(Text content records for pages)
◇ ◇ ◇

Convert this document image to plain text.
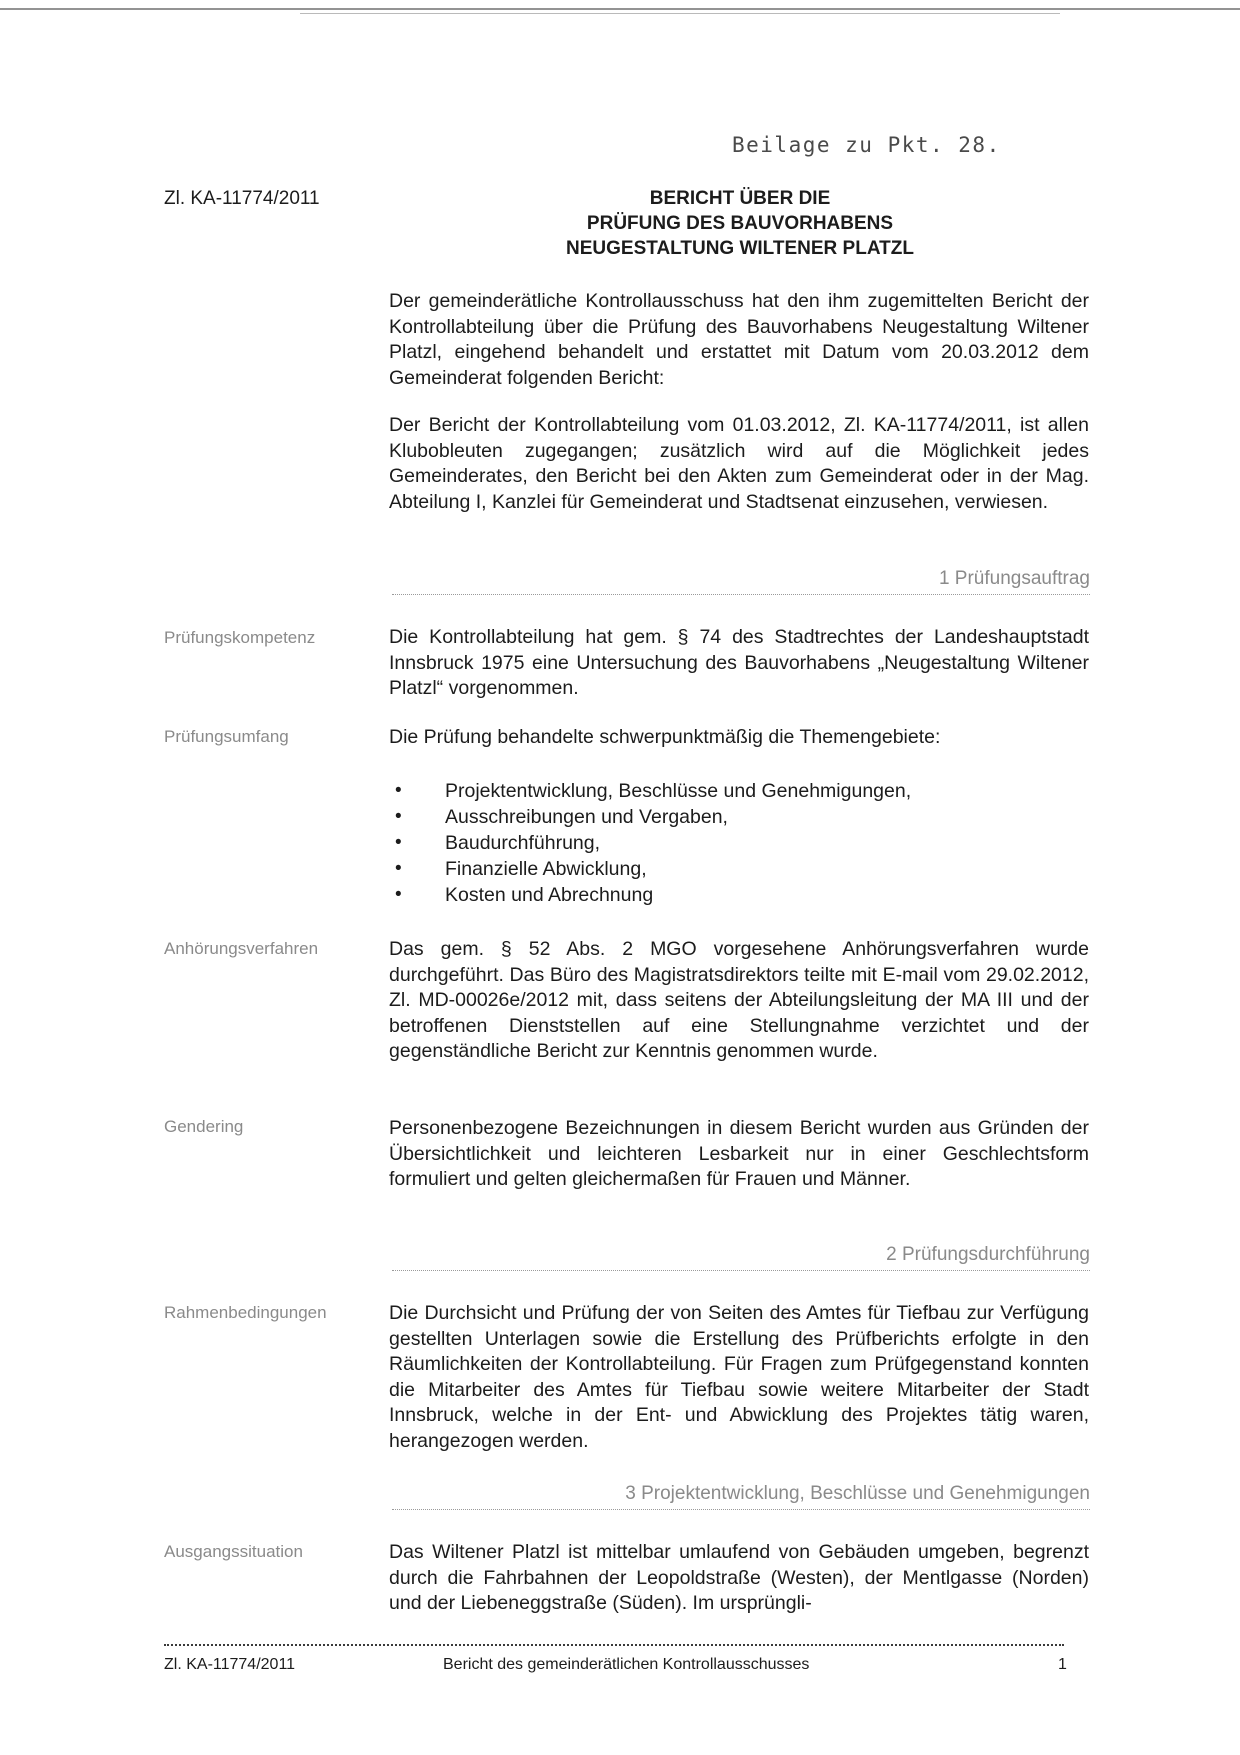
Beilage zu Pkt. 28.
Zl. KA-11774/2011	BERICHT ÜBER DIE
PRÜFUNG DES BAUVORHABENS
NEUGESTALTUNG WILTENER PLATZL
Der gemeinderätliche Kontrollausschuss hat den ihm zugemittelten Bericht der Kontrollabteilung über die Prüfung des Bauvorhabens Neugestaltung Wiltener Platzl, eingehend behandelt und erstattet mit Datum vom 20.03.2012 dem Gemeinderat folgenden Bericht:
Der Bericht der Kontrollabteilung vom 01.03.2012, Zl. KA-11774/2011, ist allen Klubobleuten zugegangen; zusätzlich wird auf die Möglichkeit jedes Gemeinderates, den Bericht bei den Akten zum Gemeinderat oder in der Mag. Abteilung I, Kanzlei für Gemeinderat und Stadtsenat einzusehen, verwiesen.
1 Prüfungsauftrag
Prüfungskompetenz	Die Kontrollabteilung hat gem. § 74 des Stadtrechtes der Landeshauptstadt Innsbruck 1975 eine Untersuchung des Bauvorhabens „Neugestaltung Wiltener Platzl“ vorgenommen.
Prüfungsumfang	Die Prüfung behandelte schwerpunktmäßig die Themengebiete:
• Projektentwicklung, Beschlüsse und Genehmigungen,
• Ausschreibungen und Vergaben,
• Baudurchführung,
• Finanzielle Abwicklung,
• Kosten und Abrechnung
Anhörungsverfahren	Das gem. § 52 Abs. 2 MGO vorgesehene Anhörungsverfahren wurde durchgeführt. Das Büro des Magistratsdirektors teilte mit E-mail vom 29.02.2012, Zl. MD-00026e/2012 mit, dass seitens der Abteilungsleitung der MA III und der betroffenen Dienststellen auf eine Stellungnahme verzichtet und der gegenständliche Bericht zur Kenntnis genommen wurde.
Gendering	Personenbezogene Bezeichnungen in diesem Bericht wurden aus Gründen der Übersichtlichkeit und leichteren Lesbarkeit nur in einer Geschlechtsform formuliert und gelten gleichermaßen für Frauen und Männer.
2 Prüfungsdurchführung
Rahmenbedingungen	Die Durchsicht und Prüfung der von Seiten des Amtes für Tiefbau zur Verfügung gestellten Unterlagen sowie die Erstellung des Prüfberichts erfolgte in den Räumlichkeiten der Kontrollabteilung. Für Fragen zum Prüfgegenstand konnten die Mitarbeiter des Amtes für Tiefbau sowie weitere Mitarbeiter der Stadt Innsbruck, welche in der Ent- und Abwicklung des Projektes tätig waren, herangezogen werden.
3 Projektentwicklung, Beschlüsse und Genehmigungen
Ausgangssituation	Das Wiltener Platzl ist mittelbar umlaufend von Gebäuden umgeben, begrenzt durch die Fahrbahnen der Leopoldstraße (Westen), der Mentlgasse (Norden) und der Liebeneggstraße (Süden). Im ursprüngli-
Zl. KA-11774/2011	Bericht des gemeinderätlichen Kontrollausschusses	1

◇ ◇ ◇

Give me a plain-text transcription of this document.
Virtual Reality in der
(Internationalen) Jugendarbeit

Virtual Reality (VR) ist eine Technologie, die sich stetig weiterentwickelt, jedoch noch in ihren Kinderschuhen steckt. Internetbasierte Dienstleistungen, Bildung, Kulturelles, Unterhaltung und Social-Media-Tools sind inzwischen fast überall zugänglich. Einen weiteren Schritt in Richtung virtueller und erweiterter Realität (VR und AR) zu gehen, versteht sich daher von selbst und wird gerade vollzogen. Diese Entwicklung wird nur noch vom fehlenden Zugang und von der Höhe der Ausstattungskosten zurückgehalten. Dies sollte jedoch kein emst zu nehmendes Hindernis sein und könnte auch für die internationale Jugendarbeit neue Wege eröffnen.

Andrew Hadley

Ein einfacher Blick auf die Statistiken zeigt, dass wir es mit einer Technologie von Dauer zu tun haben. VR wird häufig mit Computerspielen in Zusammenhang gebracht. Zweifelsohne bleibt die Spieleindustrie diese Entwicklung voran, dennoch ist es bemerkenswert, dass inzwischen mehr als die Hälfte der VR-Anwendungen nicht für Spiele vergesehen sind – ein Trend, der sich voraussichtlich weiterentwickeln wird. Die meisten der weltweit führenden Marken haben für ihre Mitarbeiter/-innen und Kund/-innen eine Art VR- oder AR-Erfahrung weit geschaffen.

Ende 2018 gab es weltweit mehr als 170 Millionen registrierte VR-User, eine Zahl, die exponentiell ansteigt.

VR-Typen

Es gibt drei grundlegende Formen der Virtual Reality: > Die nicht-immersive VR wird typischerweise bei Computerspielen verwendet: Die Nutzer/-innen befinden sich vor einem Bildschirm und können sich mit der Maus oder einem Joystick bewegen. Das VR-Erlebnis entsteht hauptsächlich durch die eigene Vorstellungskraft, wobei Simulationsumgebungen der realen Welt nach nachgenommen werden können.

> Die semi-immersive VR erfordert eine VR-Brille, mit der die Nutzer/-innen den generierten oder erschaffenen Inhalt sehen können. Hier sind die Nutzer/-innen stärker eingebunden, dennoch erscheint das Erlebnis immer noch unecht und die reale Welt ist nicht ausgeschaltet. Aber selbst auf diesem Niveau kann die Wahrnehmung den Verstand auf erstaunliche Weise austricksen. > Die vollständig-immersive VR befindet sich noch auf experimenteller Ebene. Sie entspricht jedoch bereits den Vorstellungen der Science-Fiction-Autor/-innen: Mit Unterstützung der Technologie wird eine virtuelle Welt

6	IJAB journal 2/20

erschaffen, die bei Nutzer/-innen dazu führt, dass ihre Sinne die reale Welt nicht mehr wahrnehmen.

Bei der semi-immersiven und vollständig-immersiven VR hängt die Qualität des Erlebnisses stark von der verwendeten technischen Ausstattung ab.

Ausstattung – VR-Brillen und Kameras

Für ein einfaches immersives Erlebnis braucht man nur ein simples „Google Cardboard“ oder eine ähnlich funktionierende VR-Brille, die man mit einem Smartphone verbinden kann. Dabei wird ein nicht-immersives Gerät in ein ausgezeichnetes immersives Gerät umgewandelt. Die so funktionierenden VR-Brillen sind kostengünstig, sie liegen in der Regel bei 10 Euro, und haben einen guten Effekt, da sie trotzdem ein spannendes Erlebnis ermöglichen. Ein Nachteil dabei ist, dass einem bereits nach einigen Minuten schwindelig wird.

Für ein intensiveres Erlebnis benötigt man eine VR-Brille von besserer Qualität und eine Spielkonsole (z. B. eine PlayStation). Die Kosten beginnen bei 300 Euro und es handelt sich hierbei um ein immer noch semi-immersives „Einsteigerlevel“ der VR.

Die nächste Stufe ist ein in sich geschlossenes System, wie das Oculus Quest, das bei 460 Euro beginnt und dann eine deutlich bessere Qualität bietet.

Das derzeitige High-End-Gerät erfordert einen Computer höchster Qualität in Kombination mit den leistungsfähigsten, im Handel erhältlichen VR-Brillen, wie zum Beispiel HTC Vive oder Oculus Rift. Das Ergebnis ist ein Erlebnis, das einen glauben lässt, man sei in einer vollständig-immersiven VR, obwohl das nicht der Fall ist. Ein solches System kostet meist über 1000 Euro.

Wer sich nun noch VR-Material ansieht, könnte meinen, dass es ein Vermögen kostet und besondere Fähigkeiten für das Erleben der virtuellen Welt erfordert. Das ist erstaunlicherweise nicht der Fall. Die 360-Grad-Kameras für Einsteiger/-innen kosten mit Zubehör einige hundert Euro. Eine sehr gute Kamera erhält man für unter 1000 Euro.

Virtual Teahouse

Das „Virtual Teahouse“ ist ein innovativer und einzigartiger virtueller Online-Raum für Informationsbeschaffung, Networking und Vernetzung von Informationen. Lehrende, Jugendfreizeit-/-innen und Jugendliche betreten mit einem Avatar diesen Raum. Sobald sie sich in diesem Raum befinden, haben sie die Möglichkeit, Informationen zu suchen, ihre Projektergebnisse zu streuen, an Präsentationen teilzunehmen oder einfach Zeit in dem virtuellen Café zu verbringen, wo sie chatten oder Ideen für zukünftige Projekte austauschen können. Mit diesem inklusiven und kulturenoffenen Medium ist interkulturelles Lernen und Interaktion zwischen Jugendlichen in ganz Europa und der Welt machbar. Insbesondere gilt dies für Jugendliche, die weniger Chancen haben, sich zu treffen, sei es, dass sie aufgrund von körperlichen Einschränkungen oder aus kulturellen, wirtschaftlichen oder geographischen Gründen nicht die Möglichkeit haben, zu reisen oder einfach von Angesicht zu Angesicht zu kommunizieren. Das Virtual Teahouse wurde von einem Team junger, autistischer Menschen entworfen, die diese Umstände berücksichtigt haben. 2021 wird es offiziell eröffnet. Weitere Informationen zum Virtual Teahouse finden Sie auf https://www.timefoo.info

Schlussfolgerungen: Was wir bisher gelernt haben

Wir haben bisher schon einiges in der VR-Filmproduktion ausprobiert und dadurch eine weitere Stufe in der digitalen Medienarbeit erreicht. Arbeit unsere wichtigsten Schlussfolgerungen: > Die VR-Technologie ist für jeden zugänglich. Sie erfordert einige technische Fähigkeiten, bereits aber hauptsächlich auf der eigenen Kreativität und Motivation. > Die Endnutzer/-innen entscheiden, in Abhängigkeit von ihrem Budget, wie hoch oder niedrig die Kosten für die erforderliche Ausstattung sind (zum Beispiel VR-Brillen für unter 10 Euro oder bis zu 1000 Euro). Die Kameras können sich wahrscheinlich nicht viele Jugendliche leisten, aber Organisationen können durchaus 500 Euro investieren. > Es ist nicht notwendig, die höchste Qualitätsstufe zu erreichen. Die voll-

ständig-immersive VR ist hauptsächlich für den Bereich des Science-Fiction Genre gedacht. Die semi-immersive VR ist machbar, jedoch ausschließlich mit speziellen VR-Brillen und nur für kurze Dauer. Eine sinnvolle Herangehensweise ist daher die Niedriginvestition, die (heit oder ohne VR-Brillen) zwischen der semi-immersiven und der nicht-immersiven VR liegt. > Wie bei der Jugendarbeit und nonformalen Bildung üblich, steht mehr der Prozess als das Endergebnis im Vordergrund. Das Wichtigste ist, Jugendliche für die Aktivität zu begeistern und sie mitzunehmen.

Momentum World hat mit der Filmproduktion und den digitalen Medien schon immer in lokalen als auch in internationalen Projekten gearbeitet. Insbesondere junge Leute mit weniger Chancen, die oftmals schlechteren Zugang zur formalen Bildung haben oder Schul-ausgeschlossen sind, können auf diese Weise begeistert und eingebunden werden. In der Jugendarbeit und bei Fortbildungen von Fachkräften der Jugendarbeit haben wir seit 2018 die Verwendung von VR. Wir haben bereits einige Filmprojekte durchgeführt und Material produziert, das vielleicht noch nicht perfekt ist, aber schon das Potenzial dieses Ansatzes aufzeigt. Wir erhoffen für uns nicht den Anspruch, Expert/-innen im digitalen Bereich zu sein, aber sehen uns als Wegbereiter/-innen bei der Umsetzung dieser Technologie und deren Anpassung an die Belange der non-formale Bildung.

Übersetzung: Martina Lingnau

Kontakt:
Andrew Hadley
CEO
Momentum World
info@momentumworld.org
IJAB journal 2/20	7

◇ ◇ ◇

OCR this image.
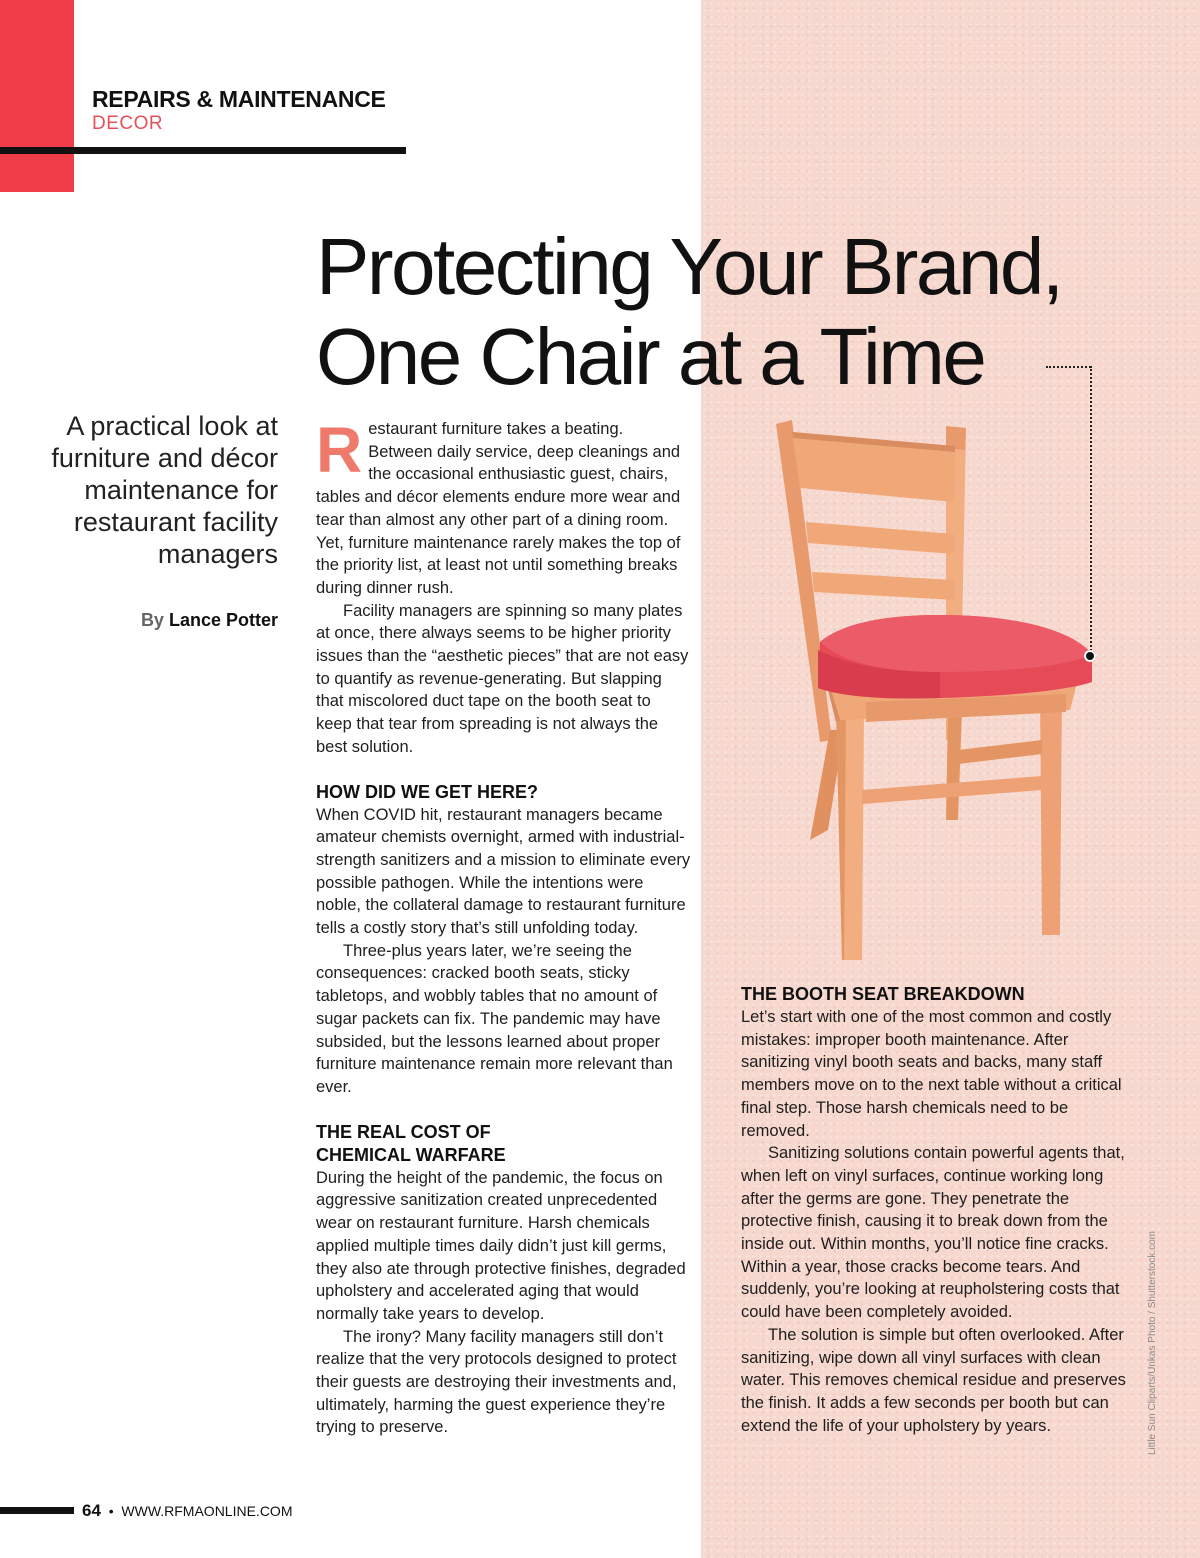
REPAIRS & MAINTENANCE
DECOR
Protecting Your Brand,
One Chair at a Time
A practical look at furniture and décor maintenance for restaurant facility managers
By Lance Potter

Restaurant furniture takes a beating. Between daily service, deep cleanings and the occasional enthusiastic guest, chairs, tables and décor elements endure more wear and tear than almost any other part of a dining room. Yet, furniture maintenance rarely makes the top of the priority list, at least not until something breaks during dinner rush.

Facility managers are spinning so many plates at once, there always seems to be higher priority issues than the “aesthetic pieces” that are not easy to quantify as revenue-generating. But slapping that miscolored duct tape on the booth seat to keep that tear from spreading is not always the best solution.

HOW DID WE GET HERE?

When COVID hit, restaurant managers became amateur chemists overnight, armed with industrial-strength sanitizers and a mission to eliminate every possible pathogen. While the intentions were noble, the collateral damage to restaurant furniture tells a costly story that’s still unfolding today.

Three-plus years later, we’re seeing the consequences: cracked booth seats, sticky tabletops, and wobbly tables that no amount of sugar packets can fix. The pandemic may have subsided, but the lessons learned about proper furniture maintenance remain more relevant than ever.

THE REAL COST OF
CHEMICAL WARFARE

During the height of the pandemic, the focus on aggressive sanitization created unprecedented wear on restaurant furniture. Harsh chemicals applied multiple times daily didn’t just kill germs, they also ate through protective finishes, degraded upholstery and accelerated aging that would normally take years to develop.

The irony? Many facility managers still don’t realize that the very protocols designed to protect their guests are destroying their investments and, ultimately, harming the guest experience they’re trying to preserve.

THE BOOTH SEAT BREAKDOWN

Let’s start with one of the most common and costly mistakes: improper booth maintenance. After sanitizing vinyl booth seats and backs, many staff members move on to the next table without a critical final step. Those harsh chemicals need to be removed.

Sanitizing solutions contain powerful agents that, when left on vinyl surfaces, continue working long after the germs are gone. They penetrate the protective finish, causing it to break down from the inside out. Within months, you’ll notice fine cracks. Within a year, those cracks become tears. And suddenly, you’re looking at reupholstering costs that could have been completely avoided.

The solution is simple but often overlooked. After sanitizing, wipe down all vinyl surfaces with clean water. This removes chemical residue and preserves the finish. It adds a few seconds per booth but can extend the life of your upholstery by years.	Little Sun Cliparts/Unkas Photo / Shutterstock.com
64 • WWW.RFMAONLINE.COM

◇ ◇ ◇

> [How to complete this task]: Among the lines above, find those with the word "document". Copy them.

> [Exercise result]:
Convert this document image to plain text.
Give me a plain-text transcription of this document.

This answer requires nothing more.